[Records from a dataset]
----------

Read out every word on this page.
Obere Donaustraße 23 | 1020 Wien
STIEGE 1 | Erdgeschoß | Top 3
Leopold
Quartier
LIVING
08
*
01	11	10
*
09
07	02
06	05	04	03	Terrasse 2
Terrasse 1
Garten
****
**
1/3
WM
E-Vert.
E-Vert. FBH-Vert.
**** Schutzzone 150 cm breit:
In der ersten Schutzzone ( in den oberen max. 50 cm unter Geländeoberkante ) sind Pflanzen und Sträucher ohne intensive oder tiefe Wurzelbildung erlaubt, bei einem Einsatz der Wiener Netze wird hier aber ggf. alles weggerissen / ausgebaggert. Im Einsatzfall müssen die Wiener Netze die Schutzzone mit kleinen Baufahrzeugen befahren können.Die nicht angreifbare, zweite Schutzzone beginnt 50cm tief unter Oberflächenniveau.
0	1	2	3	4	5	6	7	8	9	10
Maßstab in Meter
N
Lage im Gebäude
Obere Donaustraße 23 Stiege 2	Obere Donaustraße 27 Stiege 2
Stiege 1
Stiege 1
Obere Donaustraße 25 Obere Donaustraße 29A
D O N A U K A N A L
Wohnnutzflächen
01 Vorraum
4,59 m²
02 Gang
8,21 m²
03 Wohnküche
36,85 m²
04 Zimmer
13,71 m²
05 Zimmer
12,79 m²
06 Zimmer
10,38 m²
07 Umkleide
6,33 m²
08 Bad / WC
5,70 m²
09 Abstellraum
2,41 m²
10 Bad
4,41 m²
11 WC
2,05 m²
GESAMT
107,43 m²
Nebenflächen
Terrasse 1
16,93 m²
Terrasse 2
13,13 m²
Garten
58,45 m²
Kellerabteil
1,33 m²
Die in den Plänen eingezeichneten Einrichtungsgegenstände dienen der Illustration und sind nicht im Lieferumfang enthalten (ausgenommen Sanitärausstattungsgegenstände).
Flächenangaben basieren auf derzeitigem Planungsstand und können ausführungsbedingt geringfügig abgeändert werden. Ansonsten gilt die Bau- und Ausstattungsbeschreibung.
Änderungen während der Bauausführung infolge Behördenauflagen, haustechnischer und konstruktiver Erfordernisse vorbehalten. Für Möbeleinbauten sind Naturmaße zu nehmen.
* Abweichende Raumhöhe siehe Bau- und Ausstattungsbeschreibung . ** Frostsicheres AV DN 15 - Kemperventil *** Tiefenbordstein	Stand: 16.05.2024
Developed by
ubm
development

----------

> Try it
Copy each line of the records above that carries the word "können".

> Exercise solution
In der ersten Schutzzone ( in den oberen max. 50 cm unter Geländeoberkante ) sind Pflanzen und Sträucher ohne intensive oder tiefe Wurzelbildung erlaubt, bei einem Einsatz der Wiener Netze wird hier aber ggf. alles weggerissen / ausgebaggert. Im Einsatzfall müssen die Wiener Netze die Schutzzone mit kleinen Baufahrzeugen befahren können.Die nicht angreifbare, zweite Schutzzone beginnt 50cm tief unter Oberflächenniveau.
Flächenangaben basieren auf derzeitigem Planungsstand und können ausführungsbedingt geringfügig abgeändert werden. Ansonsten gilt die Bau- und Ausstattungsbeschreibung.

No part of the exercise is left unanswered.